• WHAT THE EXERCISE ASKS:
Look through the lines below and extract any with the word "下列叙述正确的是".

• INPUT:
▬▬▬

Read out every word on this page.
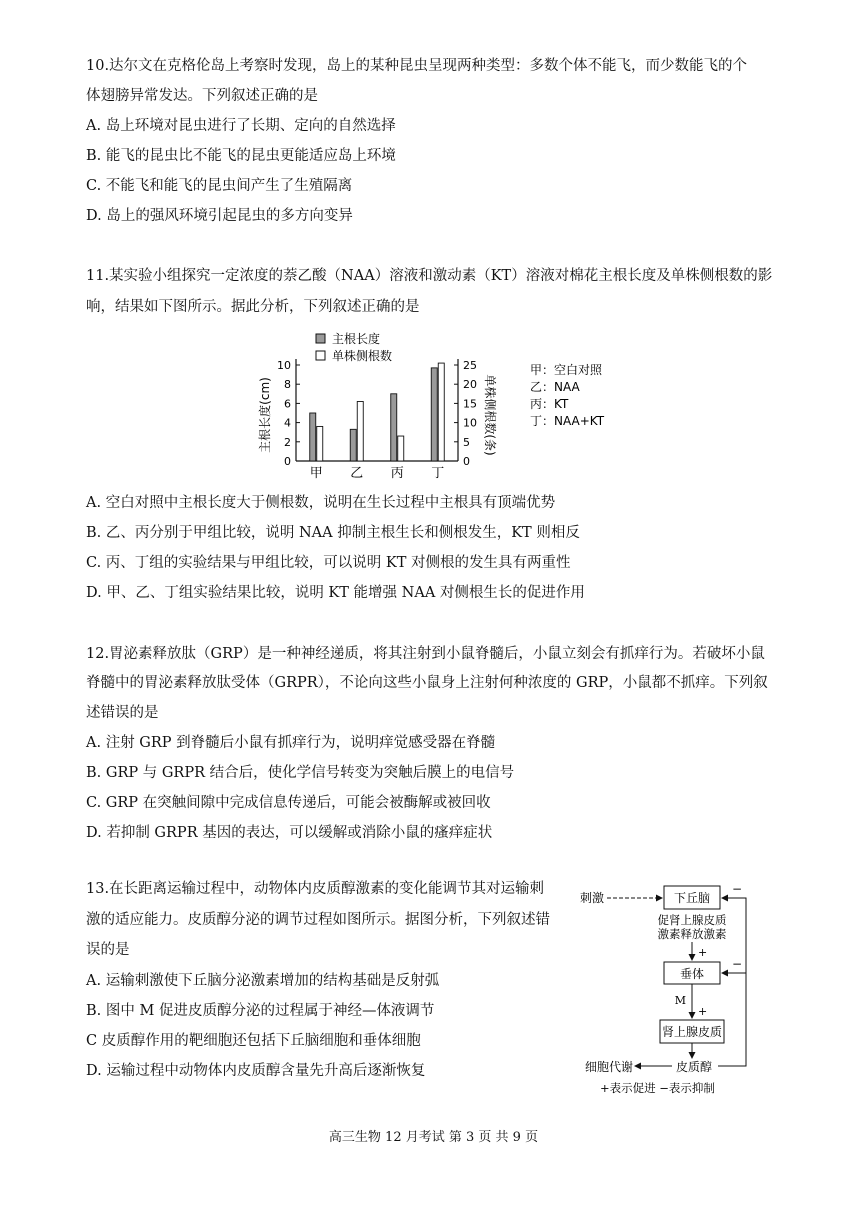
10.达尔文在克格伦岛上考察时发现，岛上的某种昆虫呈现两种类型：多数个体不能飞，而少数能飞的个
体翅膀异常发达。下列叙述正确的是
A. 岛上环境对昆虫进行了长期、定向的自然选择
B. 能飞的昆虫比不能飞的昆虫更能适应岛上环境
C. 不能飞和能飞的昆虫间产生了生殖隔离
D. 岛上的强风环境引起昆虫的多方向变异
11.某实验小组探究一定浓度的萘乙酸（NAA）溶液和激动素（KT）溶液对棉花主根长度及单株侧根数的影
响，结果如下图所示。据此分析，下列叙述正确的是
主根长度
单株侧根数
主根长度(cm)	单株侧根数(条)
0
2
4
6
8
10
0
5
10
15
20
25
甲 乙 丙 丁
甲：空白对照
乙：NAA
丙：KT
丁：NAA+KT
A. 空白对照中主根长度大于侧根数，说明在生长过程中主根具有顶端优势
B. 乙、丙分别于甲组比较，说明 NAA 抑制主根生长和侧根发生，KT 则相反
C. 丙、丁组的实验结果与甲组比较，可以说明 KT 对侧根的发生具有两重性
D. 甲、乙、丁组实验结果比较，说明 KT 能增强 NAA 对侧根生长的促进作用
12.胃泌素释放肽（GRP）是一种神经递质，将其注射到小鼠脊髓后，小鼠立刻会有抓痒行为。若破坏小鼠
脊髓中的胃泌素释放肽受体（GRPR），不论向这些小鼠身上注射何种浓度的 GRP，小鼠都不抓痒。下列叙
述错误的是
A. 注射 GRP 到脊髓后小鼠有抓痒行为，说明痒觉感受器在脊髓
B. GRP 与 GRPR 结合后，使化学信号转变为突触后膜上的电信号
C. GRP 在突触间隙中完成信息传递后，可能会被酶解或被回收
D. 若抑制 GRPR 基因的表达，可以缓解或消除小鼠的瘙痒症状
13.在长距离运输过程中，动物体内皮质醇激素的变化能调节其对运输刺
激的适应能力。皮质醇分泌的调节过程如图所示。据图分析，下列叙述错
误的是
A. 运输刺激使下丘脑分泌激素增加的结构基础是反射弧
B. 图中 M 促进皮质醇分泌的过程属于神经—体液调节
C 皮质醇作用的靶细胞还包括下丘脑细胞和垂体细胞
D. 运输过程中动物体内皮质醇含量先升高后逐渐恢复
刺激	下丘脑
促肾上腺皮质
激素释放激素
+
垂体
M
+
肾上腺皮质
皮质醇
细胞代谢
−
−
+表示促进 −表示抑制
高三生物 12 月考试 第 3 页 共 9 页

▬▬▬

• SOLUTION TO THIS EXERCISE:
体翅膀异常发达。下列叙述正确的是
响，结果如下图所示。据此分析，下列叙述正确的是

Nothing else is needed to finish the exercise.